DIRECTIONS :: Skip the pictures and extract all of the lines exactly as written.

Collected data
>> Start
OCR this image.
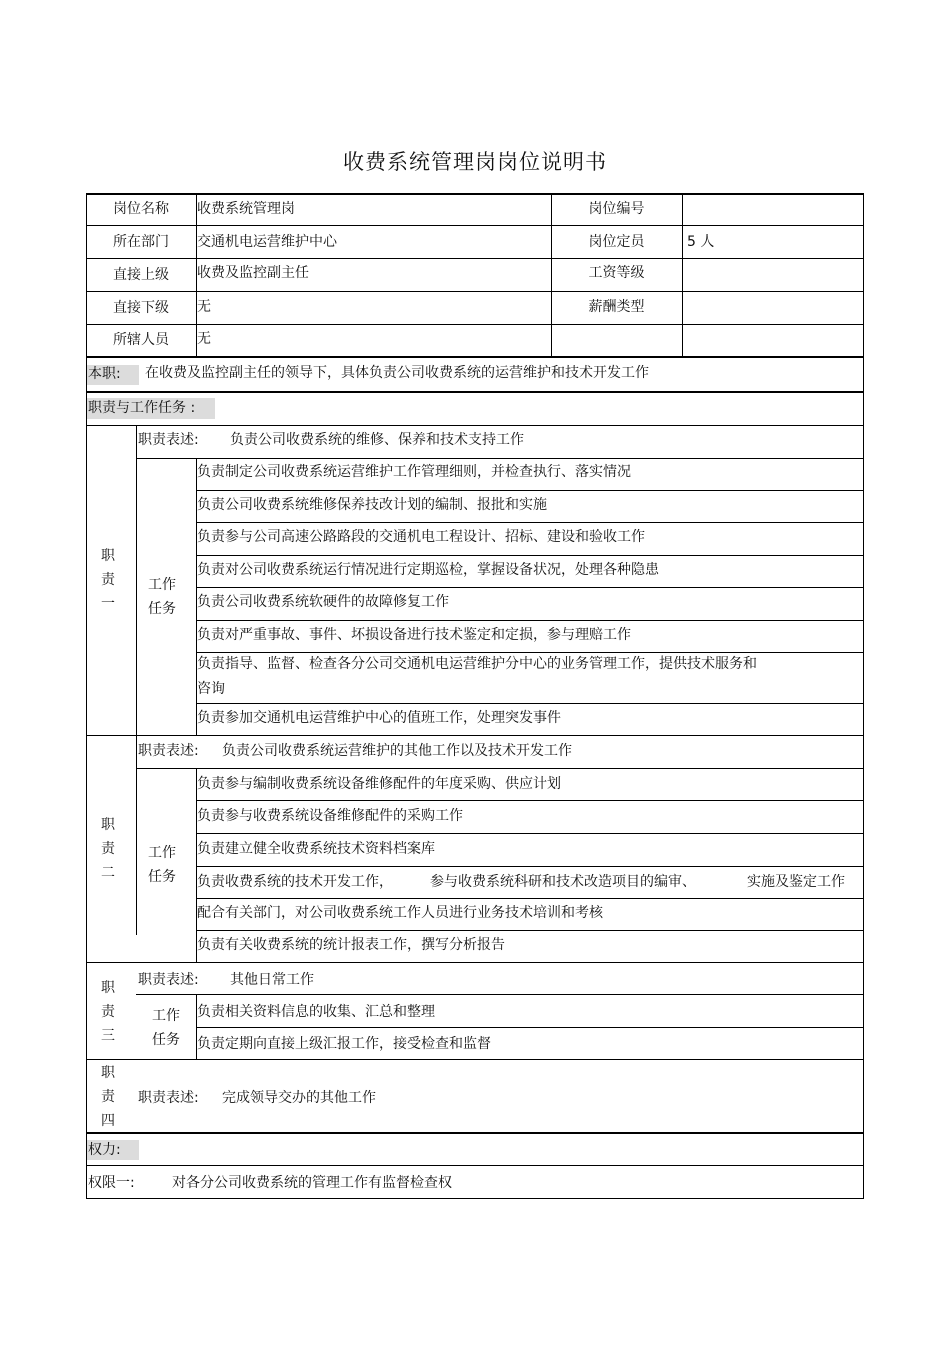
收费系统管理岗岗位说明书
岗位名称	收费系统管理岗	岗位编号
所在部门	交通机电运营维护中心	岗位定员	5 人
直接上级	收费及监控副主任	工资等级
直接下级	无	薪酬类型
所辖人员	无
本职: 在收费及监控副主任的领导下，具体负责公司收费系统的运营维护和技术开发工作
职责与工作任务 :
职
责
一
职责表述: 负责公司收费系统的维修、保养和技术支持工作
工作
任务
负责制定公司收费系统运营维护工作管理细则，并检查执行、落实情况
负责公司收费系统维修保养技改计划的编制、报批和实施
负责参与公司高速公路路段的交通机电工程设计、招标、建设和验收工作
负责对公司收费系统运行情况进行定期巡检，掌握设备状况，处理各种隐患
负责公司收费系统软硬件的故障修复工作
负责对严重事故、事件、坏损设备进行技术鉴定和定损，参与理赔工作
负责指导、监督、检查各分公司交通机电运营维护分中心的业务管理工作，提供技术服务和
咨询
负责参加交通机电运营维护中心的值班工作，处理突发事件
职
责
二
职责表述: 负责公司收费系统运营维护的其他工作以及技术开发工作
工作
任务
负责参与编制收费系统设备维修配件的年度采购、供应计划
负责参与收费系统设备维修配件的采购工作
负责建立健全收费系统技术资料档案库
负责收费系统的技术开发工作，	参与收费系统科研和技术改造项目的编审、	实施及鉴定工作
配合有关部门，对公司收费系统工作人员进行业务技术培训和考核
负责有关收费系统的统计报表工作，撰写分析报告
职
责
三
职责表述: 其他日常工作
工作
任务
负责相关资料信息的收集、汇总和整理
负责定期向直接上级汇报工作，接受检查和监督
职
责
四
职责表述: 完成领导交办的其他工作
权力:
权限一:	对各分公司收费系统的管理工作有监督检查权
>> End
THE REPLY ::
OCR this image.
收费系统管理岗岗位说明书
岗位名称	收费系统管理岗	岗位编号
所在部门	交通机电运营维护中心	岗位定员	5 人
直接上级	收费及监控副主任	工资等级
直接下级	无	薪酬类型
所辖人员	无
本职: 在收费及监控副主任的领导下，具体负责公司收费系统的运营维护和技术开发工作
职责与工作任务 :
职
责
一
职责表述: 负责公司收费系统的维修、保养和技术支持工作
工作
任务
负责制定公司收费系统运营维护工作管理细则，并检查执行、落实情况
负责公司收费系统维修保养技改计划的编制、报批和实施
负责参与公司高速公路路段的交通机电工程设计、招标、建设和验收工作
负责对公司收费系统运行情况进行定期巡检，掌握设备状况，处理各种隐患
负责公司收费系统软硬件的故障修复工作
负责对严重事故、事件、坏损设备进行技术鉴定和定损，参与理赔工作
负责指导、监督、检查各分公司交通机电运营维护分中心的业务管理工作，提供技术服务和
咨询
负责参加交通机电运营维护中心的值班工作，处理突发事件
职
责
二
职责表述: 负责公司收费系统运营维护的其他工作以及技术开发工作
工作
任务
负责参与编制收费系统设备维修配件的年度采购、供应计划
负责参与收费系统设备维修配件的采购工作
负责建立健全收费系统技术资料档案库
负责收费系统的技术开发工作，	参与收费系统科研和技术改造项目的编审、	实施及鉴定工作
配合有关部门，对公司收费系统工作人员进行业务技术培训和考核
负责有关收费系统的统计报表工作，撰写分析报告
职
责
三
职责表述: 其他日常工作
工作
任务
负责相关资料信息的收集、汇总和整理
负责定期向直接上级汇报工作，接受检查和监督
职
责
四
职责表述: 完成领导交办的其他工作
权力:
权限一:	对各分公司收费系统的管理工作有监督检查权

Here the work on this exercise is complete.